# [JOB]
Each line should be copied exactly.

[Figure record listings]
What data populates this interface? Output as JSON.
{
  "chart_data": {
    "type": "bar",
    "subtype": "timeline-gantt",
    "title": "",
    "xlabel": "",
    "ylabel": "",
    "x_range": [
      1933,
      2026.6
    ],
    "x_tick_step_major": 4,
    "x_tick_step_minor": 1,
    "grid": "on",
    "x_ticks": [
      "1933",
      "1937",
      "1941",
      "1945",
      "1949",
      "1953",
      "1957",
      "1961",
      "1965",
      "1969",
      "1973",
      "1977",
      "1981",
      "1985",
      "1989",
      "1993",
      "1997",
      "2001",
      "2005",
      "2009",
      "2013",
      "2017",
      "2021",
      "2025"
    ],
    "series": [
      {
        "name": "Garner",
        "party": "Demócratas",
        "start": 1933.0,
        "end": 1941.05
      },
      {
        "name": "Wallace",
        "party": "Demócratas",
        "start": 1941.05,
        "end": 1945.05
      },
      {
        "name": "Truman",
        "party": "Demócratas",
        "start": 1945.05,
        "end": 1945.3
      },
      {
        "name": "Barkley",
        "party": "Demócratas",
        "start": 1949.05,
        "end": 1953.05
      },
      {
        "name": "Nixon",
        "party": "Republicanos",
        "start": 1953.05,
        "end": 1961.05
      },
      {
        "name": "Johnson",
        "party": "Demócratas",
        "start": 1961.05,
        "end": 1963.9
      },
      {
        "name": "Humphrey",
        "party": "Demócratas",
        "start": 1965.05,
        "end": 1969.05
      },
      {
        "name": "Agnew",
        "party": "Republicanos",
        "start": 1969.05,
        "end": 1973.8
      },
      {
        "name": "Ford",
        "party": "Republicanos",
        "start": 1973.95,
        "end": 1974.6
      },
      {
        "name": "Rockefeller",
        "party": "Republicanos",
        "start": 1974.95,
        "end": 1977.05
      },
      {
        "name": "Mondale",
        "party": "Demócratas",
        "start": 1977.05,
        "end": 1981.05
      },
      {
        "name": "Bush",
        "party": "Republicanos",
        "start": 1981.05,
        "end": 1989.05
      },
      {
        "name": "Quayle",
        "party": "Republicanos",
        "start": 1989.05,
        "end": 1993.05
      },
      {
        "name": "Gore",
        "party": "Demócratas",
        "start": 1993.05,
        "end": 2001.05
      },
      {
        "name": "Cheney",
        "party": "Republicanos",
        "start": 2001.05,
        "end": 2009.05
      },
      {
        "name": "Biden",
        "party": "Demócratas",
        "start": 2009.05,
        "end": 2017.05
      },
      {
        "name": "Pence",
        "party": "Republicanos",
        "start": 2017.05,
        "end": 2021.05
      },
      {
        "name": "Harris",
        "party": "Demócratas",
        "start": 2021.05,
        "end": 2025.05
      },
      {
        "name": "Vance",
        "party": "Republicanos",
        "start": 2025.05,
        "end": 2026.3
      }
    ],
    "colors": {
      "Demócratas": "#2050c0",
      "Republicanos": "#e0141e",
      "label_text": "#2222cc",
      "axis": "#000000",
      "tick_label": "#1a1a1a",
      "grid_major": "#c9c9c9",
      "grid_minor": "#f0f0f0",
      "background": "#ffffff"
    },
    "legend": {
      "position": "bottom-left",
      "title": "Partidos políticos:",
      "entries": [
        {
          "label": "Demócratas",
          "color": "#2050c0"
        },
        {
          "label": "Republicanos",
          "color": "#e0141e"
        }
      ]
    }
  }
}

# [TASK OUTPUT]
What data populates this interface? Output as JSON.
{
  "chart_data": {
    "type": "bar",
    "subtype": "timeline-gantt",
    "title": "",
    "xlabel": "",
    "ylabel": "",
    "x_range": [
      1933,
      2026.6
    ],
    "x_tick_step_major": 4,
    "x_tick_step_minor": 1,
    "grid": "on",
    "x_ticks": [
      "1933",
      "1937",
      "1941",
      "1945",
      "1949",
      "1953",
      "1957",
      "1961",
      "1965",
      "1969",
      "1973",
      "1977",
      "1981",
      "1985",
      "1989",
      "1993",
      "1997",
      "2001",
      "2005",
      "2009",
      "2013",
      "2017",
      "2021",
      "2025"
    ],
    "series": [
      {
        "name": "Garner",
        "party": "Demócratas",
        "start": 1933.0,
        "end": 1941.05
      },
      {
        "name": "Wallace",
        "party": "Demócratas",
        "start": 1941.05,
        "end": 1945.05
      },
      {
        "name": "Truman",
        "party": "Demócratas",
        "start": 1945.05,
        "end": 1945.3
      },
      {
        "name": "Barkley",
        "party": "Demócratas",
        "start": 1949.05,
        "end": 1953.05
      },
      {
        "name": "Nixon",
        "party": "Republicanos",
        "start": 1953.05,
        "end": 1961.05
      },
      {
        "name": "Johnson",
        "party": "Demócratas",
        "start": 1961.05,
        "end": 1963.9
      },
      {
        "name": "Humphrey",
        "party": "Demócratas",
        "start": 1965.05,
        "end": 1969.05
      },
      {
        "name": "Agnew",
        "party": "Republicanos",
        "start": 1969.05,
        "end": 1973.8
      },
      {
        "name": "Ford",
        "party": "Republicanos",
        "start": 1973.95,
        "end": 1974.6
      },
      {
        "name": "Rockefeller",
        "party": "Republicanos",
        "start": 1974.95,
        "end": 1977.05
      },
      {
        "name": "Mondale",
        "party": "Demócratas",
        "start": 1977.05,
        "end": 1981.05
      },
      {
        "name": "Bush",
        "party": "Republicanos",
        "start": 1981.05,
        "end": 1989.05
      },
      {
        "name": "Quayle",
        "party": "Republicanos",
        "start": 1989.05,
        "end": 1993.05
      },
      {
        "name": "Gore",
        "party": "Demócratas",
        "start": 1993.05,
        "end": 2001.05
      },
      {
        "name": "Cheney",
        "party": "Republicanos",
        "start": 2001.05,
        "end": 2009.05
      },
      {
        "name": "Biden",
        "party": "Demócratas",
        "start": 2009.05,
        "end": 2017.05
      },
      {
        "name": "Pence",
        "party": "Republicanos",
        "start": 2017.05,
        "end": 2021.05
      },
      {
        "name": "Harris",
        "party": "Demócratas",
        "start": 2021.05,
        "end": 2025.05
      },
      {
        "name": "Vance",
        "party": "Republicanos",
        "start": 2025.05,
        "end": 2026.3
      }
    ],
    "colors": {
      "Demócratas": "#2050c0",
      "Republicanos": "#e0141e",
      "label_text": "#2222cc",
      "axis": "#000000",
      "tick_label": "#1a1a1a",
      "grid_major": "#c9c9c9",
      "grid_minor": "#f0f0f0",
      "background": "#ffffff"
    },
    "legend": {
      "position": "bottom-left",
      "title": "Partidos políticos:",
      "entries": [
        {
          "label": "Demócratas",
          "color": "#2050c0"
        },
        {
          "label": "Republicanos",
          "color": "#e0141e"
        }
      ]
    }
  }
}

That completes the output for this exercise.